THE REQUEST
Copy each line of the entries beneath that contains the word "document".

──────── DATASET EXTRACT

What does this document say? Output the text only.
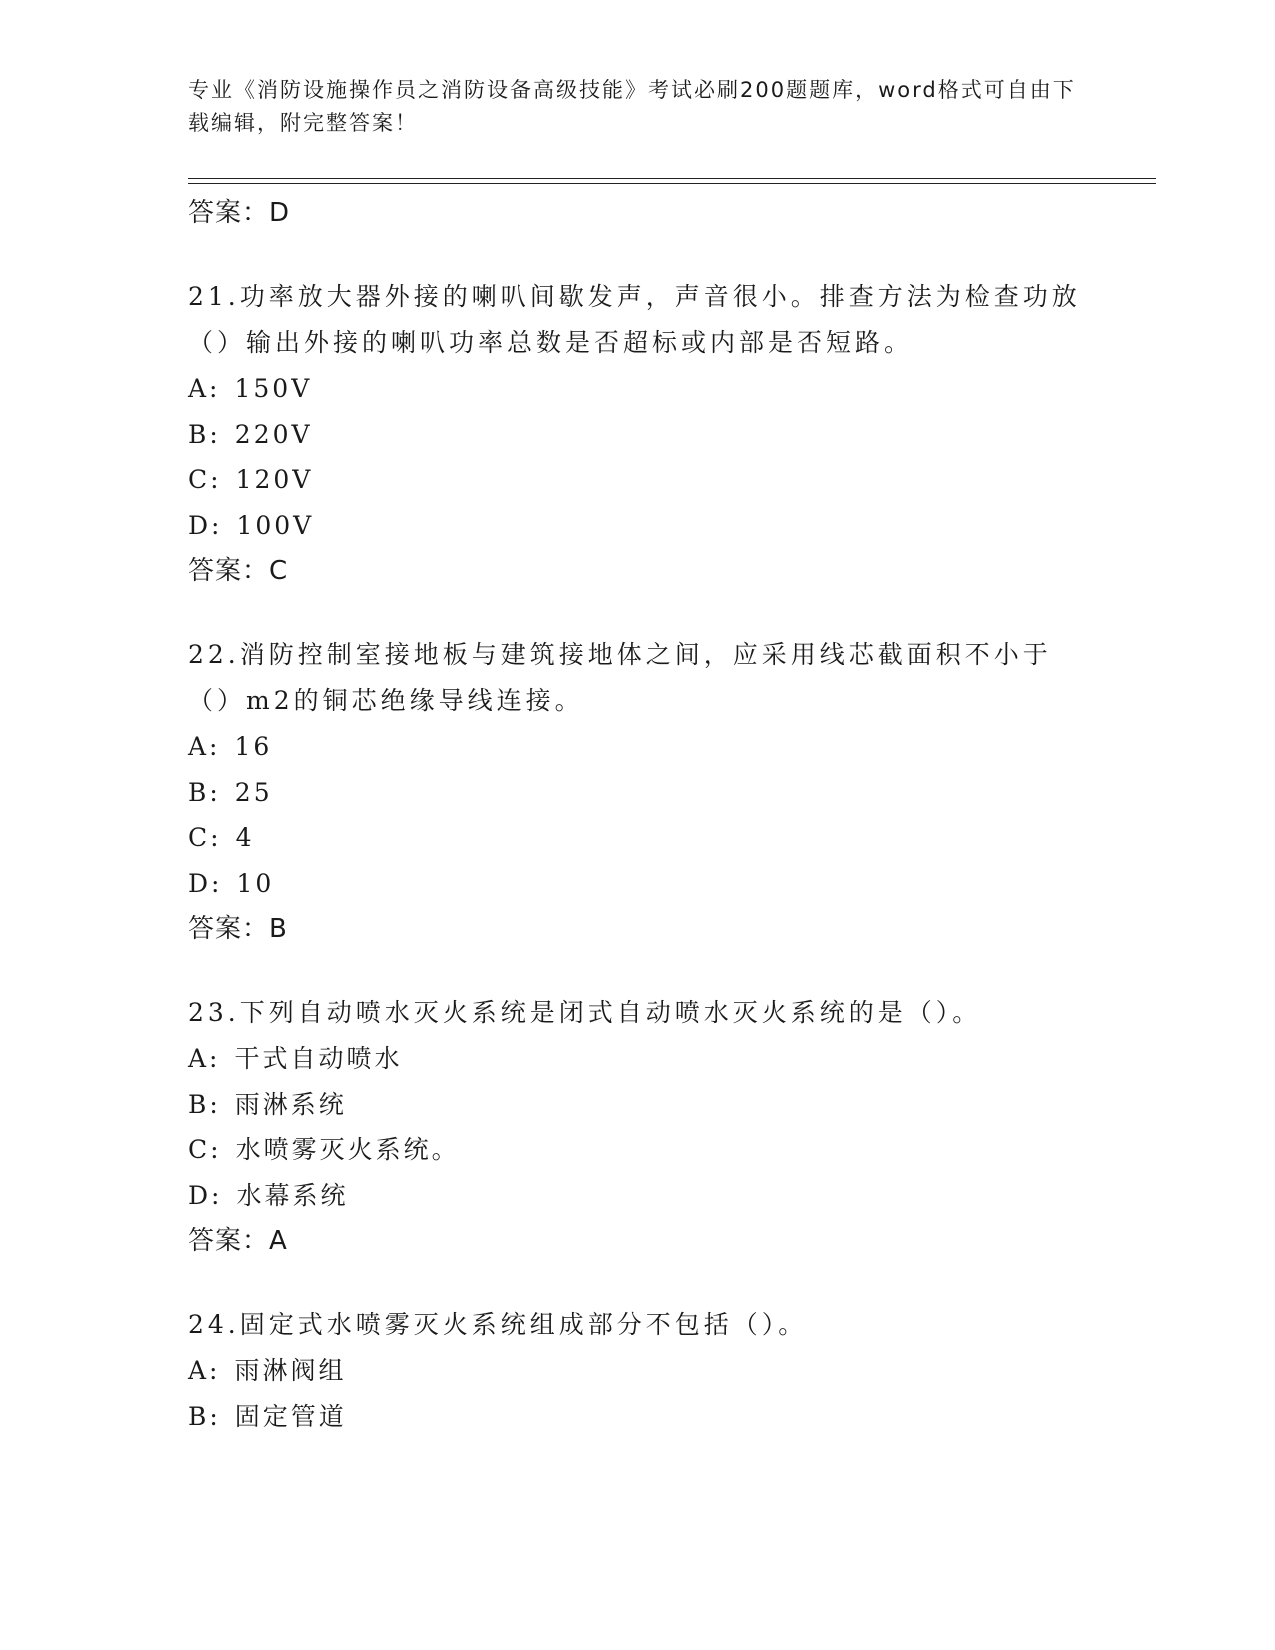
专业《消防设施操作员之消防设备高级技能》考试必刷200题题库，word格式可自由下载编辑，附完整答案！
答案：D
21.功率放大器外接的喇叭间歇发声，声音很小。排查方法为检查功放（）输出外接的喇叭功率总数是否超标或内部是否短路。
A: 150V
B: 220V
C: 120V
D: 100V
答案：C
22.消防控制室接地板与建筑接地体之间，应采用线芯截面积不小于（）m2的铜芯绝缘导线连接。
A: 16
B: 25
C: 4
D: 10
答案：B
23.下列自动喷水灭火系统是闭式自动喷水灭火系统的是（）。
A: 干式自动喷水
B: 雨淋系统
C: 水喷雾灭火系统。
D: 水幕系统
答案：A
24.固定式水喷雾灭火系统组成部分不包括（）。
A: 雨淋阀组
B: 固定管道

────────────────
──────── DATASET EXTRACT

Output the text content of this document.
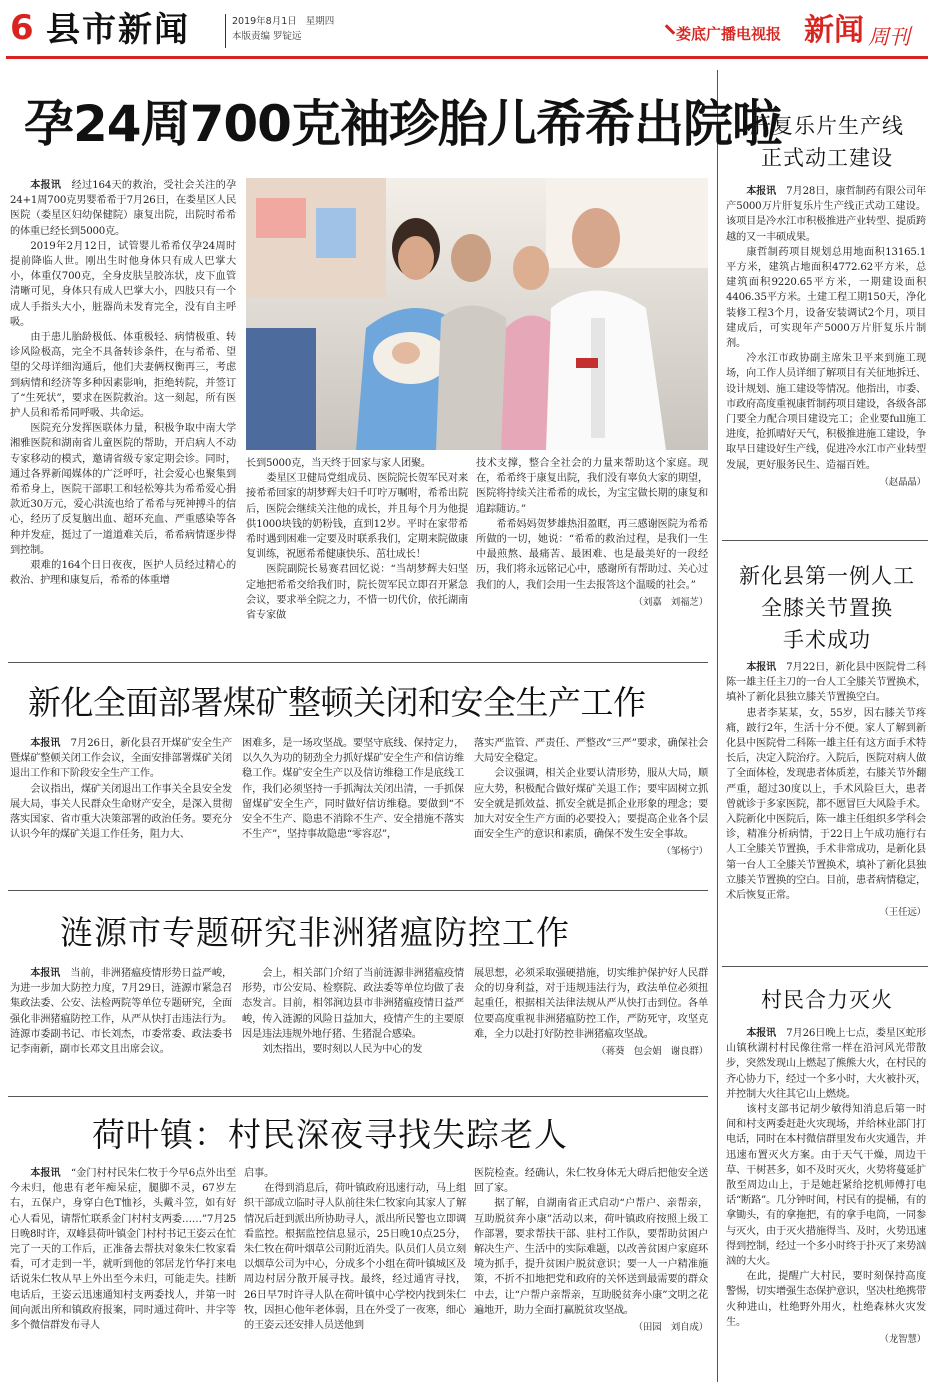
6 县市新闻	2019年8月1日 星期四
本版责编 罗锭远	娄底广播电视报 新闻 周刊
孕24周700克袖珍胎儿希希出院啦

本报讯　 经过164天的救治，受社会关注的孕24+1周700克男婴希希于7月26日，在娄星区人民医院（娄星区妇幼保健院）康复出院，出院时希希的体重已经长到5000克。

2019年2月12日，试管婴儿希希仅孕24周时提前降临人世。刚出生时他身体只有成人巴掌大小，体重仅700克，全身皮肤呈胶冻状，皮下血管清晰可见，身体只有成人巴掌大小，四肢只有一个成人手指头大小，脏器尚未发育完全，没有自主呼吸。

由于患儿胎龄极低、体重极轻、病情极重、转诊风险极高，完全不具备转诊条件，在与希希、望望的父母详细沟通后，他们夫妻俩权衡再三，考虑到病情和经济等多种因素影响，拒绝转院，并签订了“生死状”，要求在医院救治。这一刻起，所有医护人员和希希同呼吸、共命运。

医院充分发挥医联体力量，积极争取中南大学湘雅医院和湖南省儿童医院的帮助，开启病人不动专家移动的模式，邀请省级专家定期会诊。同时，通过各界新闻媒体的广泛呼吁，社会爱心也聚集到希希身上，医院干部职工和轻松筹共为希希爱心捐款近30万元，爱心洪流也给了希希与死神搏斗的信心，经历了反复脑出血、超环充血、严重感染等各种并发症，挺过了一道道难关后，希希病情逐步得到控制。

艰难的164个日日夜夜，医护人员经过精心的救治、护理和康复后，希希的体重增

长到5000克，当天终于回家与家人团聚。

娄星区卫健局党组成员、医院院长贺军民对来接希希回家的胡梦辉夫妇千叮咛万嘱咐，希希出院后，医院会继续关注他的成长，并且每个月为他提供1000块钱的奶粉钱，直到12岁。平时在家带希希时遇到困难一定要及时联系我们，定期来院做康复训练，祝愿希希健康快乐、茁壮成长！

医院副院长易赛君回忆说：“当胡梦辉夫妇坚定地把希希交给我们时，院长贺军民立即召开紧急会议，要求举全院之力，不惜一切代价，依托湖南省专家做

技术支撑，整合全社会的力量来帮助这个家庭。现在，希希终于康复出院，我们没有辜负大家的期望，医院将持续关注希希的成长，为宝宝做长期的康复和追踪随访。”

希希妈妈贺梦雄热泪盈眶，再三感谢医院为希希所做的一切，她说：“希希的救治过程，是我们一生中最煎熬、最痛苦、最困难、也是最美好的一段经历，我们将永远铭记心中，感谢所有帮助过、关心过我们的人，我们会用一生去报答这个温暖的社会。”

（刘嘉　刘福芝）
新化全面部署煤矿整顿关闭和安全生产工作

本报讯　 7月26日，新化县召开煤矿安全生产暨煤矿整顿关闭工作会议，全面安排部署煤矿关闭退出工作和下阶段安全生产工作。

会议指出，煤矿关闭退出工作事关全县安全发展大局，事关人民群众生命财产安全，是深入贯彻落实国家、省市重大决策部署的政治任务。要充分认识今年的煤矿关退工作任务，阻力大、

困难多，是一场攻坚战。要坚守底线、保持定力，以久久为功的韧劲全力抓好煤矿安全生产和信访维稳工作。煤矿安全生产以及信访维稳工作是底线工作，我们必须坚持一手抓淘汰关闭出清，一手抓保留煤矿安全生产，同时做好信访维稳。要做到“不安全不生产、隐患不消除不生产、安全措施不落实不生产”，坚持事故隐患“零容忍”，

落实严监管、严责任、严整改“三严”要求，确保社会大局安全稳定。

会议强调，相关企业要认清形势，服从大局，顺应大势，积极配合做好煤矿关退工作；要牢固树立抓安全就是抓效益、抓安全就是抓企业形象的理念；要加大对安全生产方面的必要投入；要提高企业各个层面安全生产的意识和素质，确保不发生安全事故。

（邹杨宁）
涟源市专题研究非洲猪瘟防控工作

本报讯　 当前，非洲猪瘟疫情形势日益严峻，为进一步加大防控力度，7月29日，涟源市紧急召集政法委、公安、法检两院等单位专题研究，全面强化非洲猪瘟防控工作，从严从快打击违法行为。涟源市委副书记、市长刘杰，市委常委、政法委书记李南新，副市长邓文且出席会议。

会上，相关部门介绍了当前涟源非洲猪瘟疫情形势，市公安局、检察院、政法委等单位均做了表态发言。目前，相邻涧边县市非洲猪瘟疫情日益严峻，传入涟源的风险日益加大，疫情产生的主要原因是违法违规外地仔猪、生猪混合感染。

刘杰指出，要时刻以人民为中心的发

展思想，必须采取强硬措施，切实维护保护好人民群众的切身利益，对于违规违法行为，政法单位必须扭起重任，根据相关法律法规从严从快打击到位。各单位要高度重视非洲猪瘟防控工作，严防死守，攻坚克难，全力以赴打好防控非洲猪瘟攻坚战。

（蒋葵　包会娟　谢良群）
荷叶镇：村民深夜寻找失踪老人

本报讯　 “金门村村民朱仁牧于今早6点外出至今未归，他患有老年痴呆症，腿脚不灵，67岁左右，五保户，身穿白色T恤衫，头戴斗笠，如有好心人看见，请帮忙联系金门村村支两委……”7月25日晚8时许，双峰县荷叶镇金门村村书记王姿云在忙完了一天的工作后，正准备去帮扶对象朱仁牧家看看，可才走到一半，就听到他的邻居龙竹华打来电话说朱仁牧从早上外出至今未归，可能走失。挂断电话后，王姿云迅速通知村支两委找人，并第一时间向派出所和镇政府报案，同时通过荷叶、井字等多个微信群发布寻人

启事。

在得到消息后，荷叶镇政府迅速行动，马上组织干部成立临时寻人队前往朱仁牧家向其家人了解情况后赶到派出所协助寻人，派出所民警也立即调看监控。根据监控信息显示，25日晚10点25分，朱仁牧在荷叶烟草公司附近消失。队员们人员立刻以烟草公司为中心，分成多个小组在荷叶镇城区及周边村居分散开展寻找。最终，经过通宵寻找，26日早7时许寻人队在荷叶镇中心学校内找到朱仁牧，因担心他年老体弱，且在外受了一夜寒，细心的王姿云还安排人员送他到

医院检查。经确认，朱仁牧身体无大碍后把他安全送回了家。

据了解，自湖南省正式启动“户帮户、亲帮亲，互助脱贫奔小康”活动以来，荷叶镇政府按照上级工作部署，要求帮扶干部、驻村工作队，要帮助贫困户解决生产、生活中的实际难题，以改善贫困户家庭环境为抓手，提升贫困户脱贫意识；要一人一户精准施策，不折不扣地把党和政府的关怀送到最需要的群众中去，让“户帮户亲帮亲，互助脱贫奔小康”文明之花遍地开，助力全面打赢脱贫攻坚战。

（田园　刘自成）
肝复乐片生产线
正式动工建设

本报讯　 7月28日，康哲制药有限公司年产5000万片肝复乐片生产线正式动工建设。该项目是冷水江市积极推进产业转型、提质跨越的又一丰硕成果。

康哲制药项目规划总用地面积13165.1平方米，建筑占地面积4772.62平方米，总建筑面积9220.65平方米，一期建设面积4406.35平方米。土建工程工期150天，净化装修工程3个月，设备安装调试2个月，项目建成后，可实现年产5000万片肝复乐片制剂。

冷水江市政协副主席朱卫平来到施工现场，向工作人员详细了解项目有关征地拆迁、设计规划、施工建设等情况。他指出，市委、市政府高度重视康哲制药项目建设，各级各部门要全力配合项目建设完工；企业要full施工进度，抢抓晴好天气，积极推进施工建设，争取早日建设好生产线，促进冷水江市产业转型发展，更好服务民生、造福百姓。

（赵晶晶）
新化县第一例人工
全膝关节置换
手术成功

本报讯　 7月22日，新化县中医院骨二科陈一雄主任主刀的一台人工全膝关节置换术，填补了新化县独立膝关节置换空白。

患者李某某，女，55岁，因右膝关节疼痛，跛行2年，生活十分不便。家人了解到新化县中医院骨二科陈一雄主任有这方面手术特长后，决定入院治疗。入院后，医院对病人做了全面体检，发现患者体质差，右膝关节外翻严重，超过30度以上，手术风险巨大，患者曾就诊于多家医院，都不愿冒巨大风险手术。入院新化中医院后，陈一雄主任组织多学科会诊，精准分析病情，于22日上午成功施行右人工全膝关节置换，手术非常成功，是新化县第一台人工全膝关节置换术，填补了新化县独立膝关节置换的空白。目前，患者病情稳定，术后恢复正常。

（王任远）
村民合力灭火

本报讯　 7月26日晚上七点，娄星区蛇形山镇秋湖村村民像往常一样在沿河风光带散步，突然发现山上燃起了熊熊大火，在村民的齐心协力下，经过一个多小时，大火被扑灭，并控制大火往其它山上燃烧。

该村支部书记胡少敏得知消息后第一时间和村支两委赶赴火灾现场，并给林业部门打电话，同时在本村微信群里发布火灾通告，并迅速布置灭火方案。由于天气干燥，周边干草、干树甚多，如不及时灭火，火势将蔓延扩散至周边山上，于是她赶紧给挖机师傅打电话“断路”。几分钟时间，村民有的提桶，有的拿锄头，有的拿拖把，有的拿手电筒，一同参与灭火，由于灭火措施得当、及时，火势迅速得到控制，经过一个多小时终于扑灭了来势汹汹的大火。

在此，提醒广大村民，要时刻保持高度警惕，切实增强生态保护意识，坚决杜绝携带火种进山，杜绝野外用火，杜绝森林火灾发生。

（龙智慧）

────────────────

WORKED ANSWER
What does this document say? Output the text only.
Output the text content of this document.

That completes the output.